- _Direction_
Scan the entries below for the word "equivalent". Copy each line that has it.

::::

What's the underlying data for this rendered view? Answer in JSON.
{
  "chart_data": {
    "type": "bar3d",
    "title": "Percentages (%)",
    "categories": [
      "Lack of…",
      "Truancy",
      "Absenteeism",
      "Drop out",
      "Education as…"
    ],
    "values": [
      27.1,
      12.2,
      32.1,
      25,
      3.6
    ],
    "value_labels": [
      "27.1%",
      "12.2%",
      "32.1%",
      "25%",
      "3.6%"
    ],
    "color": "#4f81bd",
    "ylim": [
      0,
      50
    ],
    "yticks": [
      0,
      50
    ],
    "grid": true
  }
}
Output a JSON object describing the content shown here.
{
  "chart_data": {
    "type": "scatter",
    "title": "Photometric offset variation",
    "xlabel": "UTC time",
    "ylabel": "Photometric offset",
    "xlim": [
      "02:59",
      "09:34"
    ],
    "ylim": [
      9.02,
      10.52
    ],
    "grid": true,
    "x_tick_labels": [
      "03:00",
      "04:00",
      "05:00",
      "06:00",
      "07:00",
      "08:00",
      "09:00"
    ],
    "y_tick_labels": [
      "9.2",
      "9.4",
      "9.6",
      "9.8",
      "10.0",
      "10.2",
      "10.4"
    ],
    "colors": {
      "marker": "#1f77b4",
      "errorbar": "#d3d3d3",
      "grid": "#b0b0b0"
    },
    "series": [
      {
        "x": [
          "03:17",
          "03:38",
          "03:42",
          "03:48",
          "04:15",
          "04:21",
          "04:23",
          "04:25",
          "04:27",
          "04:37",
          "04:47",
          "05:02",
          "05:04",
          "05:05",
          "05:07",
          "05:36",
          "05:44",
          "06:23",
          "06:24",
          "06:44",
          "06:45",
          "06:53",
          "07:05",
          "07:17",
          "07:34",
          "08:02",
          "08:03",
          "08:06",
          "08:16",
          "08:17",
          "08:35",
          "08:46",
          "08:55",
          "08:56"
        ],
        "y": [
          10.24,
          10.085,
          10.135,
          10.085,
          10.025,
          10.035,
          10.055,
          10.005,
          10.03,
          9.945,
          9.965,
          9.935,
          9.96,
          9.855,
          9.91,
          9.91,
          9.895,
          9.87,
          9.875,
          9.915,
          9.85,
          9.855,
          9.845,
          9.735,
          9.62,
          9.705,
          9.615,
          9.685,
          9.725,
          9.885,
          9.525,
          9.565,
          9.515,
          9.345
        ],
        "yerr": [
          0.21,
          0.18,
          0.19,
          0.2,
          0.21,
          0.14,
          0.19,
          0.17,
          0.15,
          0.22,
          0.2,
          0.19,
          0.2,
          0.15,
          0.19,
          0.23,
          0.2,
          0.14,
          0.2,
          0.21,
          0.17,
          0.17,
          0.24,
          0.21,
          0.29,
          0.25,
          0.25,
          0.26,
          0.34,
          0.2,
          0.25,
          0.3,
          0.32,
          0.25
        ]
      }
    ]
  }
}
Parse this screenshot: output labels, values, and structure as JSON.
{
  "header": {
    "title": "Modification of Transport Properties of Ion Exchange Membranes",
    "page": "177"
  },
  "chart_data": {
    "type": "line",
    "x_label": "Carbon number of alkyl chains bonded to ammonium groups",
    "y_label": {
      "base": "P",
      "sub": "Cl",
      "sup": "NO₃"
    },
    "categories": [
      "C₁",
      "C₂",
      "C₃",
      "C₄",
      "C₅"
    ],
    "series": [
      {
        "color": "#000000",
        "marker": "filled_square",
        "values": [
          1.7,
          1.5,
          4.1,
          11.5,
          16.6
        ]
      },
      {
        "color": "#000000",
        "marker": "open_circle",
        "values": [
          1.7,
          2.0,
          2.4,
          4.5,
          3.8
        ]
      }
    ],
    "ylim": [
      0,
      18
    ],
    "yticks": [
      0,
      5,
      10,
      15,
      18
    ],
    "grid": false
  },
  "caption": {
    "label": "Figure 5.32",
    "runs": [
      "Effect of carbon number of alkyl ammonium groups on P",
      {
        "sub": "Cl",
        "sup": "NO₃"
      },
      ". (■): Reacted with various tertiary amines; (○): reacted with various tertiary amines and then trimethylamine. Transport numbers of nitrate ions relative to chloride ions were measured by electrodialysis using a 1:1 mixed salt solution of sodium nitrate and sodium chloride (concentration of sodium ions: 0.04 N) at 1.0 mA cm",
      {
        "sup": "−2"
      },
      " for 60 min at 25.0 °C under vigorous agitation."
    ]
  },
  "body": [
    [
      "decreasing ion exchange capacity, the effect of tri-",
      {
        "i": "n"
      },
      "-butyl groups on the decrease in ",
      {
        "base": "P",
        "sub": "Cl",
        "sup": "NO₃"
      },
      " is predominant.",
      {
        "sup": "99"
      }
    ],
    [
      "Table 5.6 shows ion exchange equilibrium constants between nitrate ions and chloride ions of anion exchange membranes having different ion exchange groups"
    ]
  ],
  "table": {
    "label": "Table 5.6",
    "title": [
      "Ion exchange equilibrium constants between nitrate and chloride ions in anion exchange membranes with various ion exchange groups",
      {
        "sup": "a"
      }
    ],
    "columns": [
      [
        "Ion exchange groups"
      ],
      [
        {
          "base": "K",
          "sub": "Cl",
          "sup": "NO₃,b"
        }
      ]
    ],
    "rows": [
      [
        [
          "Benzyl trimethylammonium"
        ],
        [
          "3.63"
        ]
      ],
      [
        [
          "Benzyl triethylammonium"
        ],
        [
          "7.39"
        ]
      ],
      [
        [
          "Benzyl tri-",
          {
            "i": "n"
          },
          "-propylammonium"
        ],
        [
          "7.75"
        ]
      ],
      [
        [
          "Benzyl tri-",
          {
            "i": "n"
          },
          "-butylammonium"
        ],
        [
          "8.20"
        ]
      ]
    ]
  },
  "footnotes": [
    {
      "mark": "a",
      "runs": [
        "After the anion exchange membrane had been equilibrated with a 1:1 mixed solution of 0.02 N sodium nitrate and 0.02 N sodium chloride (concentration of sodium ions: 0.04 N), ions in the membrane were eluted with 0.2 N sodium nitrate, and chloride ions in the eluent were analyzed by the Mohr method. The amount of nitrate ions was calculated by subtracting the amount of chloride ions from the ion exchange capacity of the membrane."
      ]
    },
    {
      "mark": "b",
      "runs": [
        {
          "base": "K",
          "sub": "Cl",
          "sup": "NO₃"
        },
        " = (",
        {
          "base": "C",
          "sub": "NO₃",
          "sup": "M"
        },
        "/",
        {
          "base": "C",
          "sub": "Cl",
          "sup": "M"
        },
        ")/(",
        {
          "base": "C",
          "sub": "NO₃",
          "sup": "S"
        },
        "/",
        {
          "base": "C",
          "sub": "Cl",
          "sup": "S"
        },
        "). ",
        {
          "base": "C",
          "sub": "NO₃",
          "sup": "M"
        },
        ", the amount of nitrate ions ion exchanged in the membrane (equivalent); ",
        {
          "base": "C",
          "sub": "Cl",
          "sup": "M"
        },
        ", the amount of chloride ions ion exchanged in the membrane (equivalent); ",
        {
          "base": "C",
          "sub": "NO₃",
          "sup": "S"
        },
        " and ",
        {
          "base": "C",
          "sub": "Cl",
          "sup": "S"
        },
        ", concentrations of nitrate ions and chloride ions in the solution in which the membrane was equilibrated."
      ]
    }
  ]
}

::::

- _The solution_
        ", the amount of nitrate ions ion exchanged in the membrane (equivalent); ",
        ", the amount of chloride ions ion exchanged in the membrane (equivalent); ",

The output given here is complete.